STORED DATA.
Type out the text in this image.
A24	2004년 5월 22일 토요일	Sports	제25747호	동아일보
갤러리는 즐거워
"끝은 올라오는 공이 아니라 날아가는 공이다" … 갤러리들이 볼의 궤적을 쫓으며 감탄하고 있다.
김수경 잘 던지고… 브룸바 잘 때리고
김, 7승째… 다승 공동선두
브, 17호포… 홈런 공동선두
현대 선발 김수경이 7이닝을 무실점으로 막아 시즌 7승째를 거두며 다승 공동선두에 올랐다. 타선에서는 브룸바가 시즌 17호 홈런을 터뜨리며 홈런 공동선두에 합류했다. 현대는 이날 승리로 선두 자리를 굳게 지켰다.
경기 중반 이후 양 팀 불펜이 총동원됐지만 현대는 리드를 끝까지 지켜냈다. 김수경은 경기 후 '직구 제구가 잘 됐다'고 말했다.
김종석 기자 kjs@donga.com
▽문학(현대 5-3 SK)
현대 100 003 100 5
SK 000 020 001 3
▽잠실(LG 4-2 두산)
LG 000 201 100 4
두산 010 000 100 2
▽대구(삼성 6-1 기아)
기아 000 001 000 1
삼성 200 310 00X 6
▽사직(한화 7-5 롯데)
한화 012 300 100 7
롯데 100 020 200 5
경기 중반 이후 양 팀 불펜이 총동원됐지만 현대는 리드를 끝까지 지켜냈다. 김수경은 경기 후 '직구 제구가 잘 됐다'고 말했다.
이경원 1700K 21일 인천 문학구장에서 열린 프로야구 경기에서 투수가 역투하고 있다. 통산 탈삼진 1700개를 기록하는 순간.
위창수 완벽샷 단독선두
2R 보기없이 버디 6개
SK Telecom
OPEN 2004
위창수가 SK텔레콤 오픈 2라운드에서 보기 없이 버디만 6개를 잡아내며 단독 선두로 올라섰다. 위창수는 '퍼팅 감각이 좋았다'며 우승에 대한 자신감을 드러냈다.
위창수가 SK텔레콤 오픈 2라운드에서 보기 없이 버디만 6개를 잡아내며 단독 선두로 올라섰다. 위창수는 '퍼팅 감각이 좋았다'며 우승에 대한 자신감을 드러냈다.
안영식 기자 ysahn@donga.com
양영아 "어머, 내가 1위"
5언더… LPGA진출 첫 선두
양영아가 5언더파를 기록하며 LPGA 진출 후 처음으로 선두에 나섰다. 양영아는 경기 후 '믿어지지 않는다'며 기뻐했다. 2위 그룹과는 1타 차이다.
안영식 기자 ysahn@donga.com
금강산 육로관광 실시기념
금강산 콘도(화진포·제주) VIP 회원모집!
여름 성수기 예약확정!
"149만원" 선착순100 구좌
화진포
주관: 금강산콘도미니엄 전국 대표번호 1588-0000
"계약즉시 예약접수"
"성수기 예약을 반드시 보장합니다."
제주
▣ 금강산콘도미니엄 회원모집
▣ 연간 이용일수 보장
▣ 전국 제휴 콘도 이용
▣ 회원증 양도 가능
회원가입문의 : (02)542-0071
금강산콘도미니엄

SET PROBLEM. Recopy the entries above exactly, with every line included.

RESULT OF THE EXERCISE.
Type out the text in this image.
A24	2004년 5월 22일 토요일	Sports	제25747호	동아일보
갤러리는 즐거워
"끝은 올라오는 공이 아니라 날아가는 공이다" … 갤러리들이 볼의 궤적을 쫓으며 감탄하고 있다.
김수경 잘 던지고… 브룸바 잘 때리고
김, 7승째… 다승 공동선두
브, 17호포… 홈런 공동선두
현대 선발 김수경이 7이닝을 무실점으로 막아 시즌 7승째를 거두며 다승 공동선두에 올랐다. 타선에서는 브룸바가 시즌 17호 홈런을 터뜨리며 홈런 공동선두에 합류했다. 현대는 이날 승리로 선두 자리를 굳게 지켰다.
경기 중반 이후 양 팀 불펜이 총동원됐지만 현대는 리드를 끝까지 지켜냈다. 김수경은 경기 후 '직구 제구가 잘 됐다'고 말했다.
김종석 기자 kjs@donga.com
▽문학(현대 5-3 SK)
현대 100 003 100 5
SK 000 020 001 3
▽잠실(LG 4-2 두산)
LG 000 201 100 4
두산 010 000 100 2
▽대구(삼성 6-1 기아)
기아 000 001 000 1
삼성 200 310 00X 6
▽사직(한화 7-5 롯데)
한화 012 300 100 7
롯데 100 020 200 5
경기 중반 이후 양 팀 불펜이 총동원됐지만 현대는 리드를 끝까지 지켜냈다. 김수경은 경기 후 '직구 제구가 잘 됐다'고 말했다.
이경원 1700K 21일 인천 문학구장에서 열린 프로야구 경기에서 투수가 역투하고 있다. 통산 탈삼진 1700개를 기록하는 순간.
위창수 완벽샷 단독선두
2R 보기없이 버디 6개
SK Telecom
OPEN 2004
위창수가 SK텔레콤 오픈 2라운드에서 보기 없이 버디만 6개를 잡아내며 단독 선두로 올라섰다. 위창수는 '퍼팅 감각이 좋았다'며 우승에 대한 자신감을 드러냈다.
위창수가 SK텔레콤 오픈 2라운드에서 보기 없이 버디만 6개를 잡아내며 단독 선두로 올라섰다. 위창수는 '퍼팅 감각이 좋았다'며 우승에 대한 자신감을 드러냈다.
안영식 기자 ysahn@donga.com
양영아 "어머, 내가 1위"
5언더… LPGA진출 첫 선두
양영아가 5언더파를 기록하며 LPGA 진출 후 처음으로 선두에 나섰다. 양영아는 경기 후 '믿어지지 않는다'며 기뻐했다. 2위 그룹과는 1타 차이다.
안영식 기자 ysahn@donga.com
금강산 육로관광 실시기념
금강산 콘도(화진포·제주) VIP 회원모집!
여름 성수기 예약확정!
"149만원" 선착순100 구좌
화진포
주관: 금강산콘도미니엄 전국 대표번호 1588-0000
"계약즉시 예약접수"
"성수기 예약을 반드시 보장합니다."
제주
▣ 금강산콘도미니엄 회원모집
▣ 연간 이용일수 보장
▣ 전국 제휴 콘도 이용
▣ 회원증 양도 가능
회원가입문의 : (02)542-0071
금강산콘도미니엄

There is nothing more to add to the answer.